▸ **Given request**:
Are you able to retype all the records below exactly?

Collected data entries
....

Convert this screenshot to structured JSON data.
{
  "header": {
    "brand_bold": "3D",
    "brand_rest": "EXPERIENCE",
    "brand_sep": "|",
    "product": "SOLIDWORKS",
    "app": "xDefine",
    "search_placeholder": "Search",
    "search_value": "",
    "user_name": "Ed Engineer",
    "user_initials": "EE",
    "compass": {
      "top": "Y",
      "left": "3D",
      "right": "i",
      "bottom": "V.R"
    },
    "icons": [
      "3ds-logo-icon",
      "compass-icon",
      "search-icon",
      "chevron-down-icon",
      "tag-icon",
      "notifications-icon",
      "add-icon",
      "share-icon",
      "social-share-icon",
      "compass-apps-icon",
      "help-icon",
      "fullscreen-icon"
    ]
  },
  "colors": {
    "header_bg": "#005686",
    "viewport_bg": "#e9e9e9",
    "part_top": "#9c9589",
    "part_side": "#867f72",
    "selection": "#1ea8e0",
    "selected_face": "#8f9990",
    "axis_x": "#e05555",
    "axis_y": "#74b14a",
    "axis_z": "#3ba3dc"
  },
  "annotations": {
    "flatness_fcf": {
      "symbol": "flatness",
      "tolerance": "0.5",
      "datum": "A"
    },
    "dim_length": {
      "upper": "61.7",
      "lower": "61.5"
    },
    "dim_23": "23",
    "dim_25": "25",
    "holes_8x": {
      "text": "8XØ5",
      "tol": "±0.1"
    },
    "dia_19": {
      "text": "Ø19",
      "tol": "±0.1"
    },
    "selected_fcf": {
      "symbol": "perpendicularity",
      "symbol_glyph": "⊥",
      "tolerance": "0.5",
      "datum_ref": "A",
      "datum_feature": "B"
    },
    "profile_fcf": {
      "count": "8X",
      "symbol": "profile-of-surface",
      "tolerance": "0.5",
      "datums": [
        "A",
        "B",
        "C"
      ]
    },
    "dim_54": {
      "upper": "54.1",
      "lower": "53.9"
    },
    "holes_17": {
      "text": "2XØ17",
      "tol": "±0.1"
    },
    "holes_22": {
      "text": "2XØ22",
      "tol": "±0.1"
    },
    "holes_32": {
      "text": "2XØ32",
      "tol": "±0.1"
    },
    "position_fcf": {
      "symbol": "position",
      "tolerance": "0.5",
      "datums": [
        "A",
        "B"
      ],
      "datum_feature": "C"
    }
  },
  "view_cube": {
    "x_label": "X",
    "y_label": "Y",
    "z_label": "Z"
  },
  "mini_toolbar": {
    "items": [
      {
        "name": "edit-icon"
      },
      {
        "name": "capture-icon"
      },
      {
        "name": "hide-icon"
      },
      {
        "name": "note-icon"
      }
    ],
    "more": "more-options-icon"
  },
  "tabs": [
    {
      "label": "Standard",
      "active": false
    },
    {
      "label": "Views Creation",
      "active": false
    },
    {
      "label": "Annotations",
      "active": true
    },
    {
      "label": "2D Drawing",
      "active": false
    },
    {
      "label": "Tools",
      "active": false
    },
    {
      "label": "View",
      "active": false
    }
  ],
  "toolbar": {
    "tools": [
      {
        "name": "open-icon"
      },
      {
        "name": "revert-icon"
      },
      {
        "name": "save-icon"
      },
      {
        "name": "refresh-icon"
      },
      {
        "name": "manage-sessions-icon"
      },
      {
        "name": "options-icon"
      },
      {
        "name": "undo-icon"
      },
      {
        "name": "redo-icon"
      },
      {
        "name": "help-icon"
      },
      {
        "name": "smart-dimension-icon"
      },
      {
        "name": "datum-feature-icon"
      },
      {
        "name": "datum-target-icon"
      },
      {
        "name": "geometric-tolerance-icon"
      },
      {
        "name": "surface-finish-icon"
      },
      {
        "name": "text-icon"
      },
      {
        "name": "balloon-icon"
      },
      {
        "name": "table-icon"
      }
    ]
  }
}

....

▸ **Full solution**:
Convert this screenshot to structured JSON data.
{
  "header": {
    "brand_bold": "3D",
    "brand_rest": "EXPERIENCE",
    "brand_sep": "|",
    "product": "SOLIDWORKS",
    "app": "xDefine",
    "search_placeholder": "Search",
    "search_value": "",
    "user_name": "Ed Engineer",
    "user_initials": "EE",
    "compass": {
      "top": "Y",
      "left": "3D",
      "right": "i",
      "bottom": "V.R"
    },
    "icons": [
      "3ds-logo-icon",
      "compass-icon",
      "search-icon",
      "chevron-down-icon",
      "tag-icon",
      "notifications-icon",
      "add-icon",
      "share-icon",
      "social-share-icon",
      "compass-apps-icon",
      "help-icon",
      "fullscreen-icon"
    ]
  },
  "colors": {
    "header_bg": "#005686",
    "viewport_bg": "#e9e9e9",
    "part_top": "#9c9589",
    "part_side": "#867f72",
    "selection": "#1ea8e0",
    "selected_face": "#8f9990",
    "axis_x": "#e05555",
    "axis_y": "#74b14a",
    "axis_z": "#3ba3dc"
  },
  "annotations": {
    "flatness_fcf": {
      "symbol": "flatness",
      "tolerance": "0.5",
      "datum": "A"
    },
    "dim_length": {
      "upper": "61.7",
      "lower": "61.5"
    },
    "dim_23": "23",
    "dim_25": "25",
    "holes_8x": {
      "text": "8XØ5",
      "tol": "±0.1"
    },
    "dia_19": {
      "text": "Ø19",
      "tol": "±0.1"
    },
    "selected_fcf": {
      "symbol": "perpendicularity",
      "symbol_glyph": "⊥",
      "tolerance": "0.5",
      "datum_ref": "A",
      "datum_feature": "B"
    },
    "profile_fcf": {
      "count": "8X",
      "symbol": "profile-of-surface",
      "tolerance": "0.5",
      "datums": [
        "A",
        "B",
        "C"
      ]
    },
    "dim_54": {
      "upper": "54.1",
      "lower": "53.9"
    },
    "holes_17": {
      "text": "2XØ17",
      "tol": "±0.1"
    },
    "holes_22": {
      "text": "2XØ22",
      "tol": "±0.1"
    },
    "holes_32": {
      "text": "2XØ32",
      "tol": "±0.1"
    },
    "position_fcf": {
      "symbol": "position",
      "tolerance": "0.5",
      "datums": [
        "A",
        "B"
      ],
      "datum_feature": "C"
    }
  },
  "view_cube": {
    "x_label": "X",
    "y_label": "Y",
    "z_label": "Z"
  },
  "mini_toolbar": {
    "items": [
      {
        "name": "edit-icon"
      },
      {
        "name": "capture-icon"
      },
      {
        "name": "hide-icon"
      },
      {
        "name": "note-icon"
      }
    ],
    "more": "more-options-icon"
  },
  "tabs": [
    {
      "label": "Standard",
      "active": false
    },
    {
      "label": "Views Creation",
      "active": false
    },
    {
      "label": "Annotations",
      "active": true
    },
    {
      "label": "2D Drawing",
      "active": false
    },
    {
      "label": "Tools",
      "active": false
    },
    {
      "label": "View",
      "active": false
    }
  ],
  "toolbar": {
    "tools": [
      {
        "name": "open-icon"
      },
      {
        "name": "revert-icon"
      },
      {
        "name": "save-icon"
      },
      {
        "name": "refresh-icon"
      },
      {
        "name": "manage-sessions-icon"
      },
      {
        "name": "options-icon"
      },
      {
        "name": "undo-icon"
      },
      {
        "name": "redo-icon"
      },
      {
        "name": "help-icon"
      },
      {
        "name": "smart-dimension-icon"
      },
      {
        "name": "datum-feature-icon"
      },
      {
        "name": "datum-target-icon"
      },
      {
        "name": "geometric-tolerance-icon"
      },
      {
        "name": "surface-finish-icon"
      },
      {
        "name": "text-icon"
      },
      {
        "name": "balloon-icon"
      },
      {
        "name": "table-icon"
      }
    ]
  }
}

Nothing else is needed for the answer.